[A run of records]
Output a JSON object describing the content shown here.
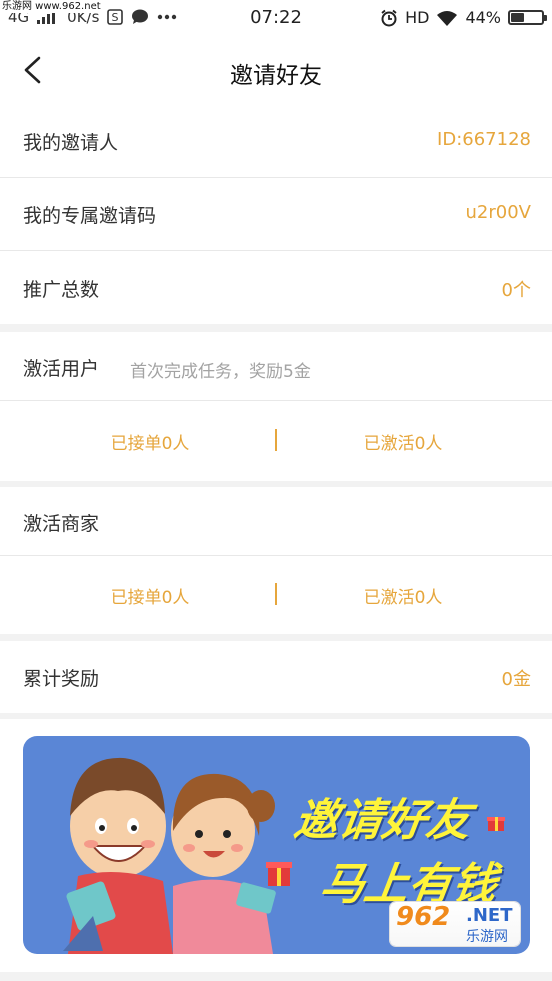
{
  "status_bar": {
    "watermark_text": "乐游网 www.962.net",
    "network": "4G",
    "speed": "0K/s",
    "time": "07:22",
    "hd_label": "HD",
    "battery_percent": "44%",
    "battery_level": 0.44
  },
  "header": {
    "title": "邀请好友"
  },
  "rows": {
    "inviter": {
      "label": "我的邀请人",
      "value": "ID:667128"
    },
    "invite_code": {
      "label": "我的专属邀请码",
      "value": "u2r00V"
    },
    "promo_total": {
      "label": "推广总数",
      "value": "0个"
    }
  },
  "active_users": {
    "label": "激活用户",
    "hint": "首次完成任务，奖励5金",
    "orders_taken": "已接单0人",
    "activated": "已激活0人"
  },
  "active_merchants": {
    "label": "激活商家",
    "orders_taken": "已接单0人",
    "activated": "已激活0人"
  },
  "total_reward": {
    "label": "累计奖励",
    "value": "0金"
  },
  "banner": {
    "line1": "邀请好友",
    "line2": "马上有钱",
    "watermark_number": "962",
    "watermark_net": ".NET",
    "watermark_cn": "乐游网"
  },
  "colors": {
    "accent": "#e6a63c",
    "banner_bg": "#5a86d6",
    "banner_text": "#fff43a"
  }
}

◆ **GOAL**
Return the listing above word for word, with the pictures removed.

◆ **RESPONSE TO THE TASK**
Output a JSON object describing the content shown here.
{
  "status_bar": {
    "watermark_text": "乐游网 www.962.net",
    "network": "4G",
    "speed": "0K/s",
    "time": "07:22",
    "hd_label": "HD",
    "battery_percent": "44%",
    "battery_level": 0.44
  },
  "header": {
    "title": "邀请好友"
  },
  "rows": {
    "inviter": {
      "label": "我的邀请人",
      "value": "ID:667128"
    },
    "invite_code": {
      "label": "我的专属邀请码",
      "value": "u2r00V"
    },
    "promo_total": {
      "label": "推广总数",
      "value": "0个"
    }
  },
  "active_users": {
    "label": "激活用户",
    "hint": "首次完成任务，奖励5金",
    "orders_taken": "已接单0人",
    "activated": "已激活0人"
  },
  "active_merchants": {
    "label": "激活商家",
    "orders_taken": "已接单0人",
    "activated": "已激活0人"
  },
  "total_reward": {
    "label": "累计奖励",
    "value": "0金"
  },
  "banner": {
    "line1": "邀请好友",
    "line2": "马上有钱",
    "watermark_number": "962",
    "watermark_net": ".NET",
    "watermark_cn": "乐游网"
  },
  "colors": {
    "accent": "#e6a63c",
    "banner_bg": "#5a86d6",
    "banner_text": "#fff43a"
  }
}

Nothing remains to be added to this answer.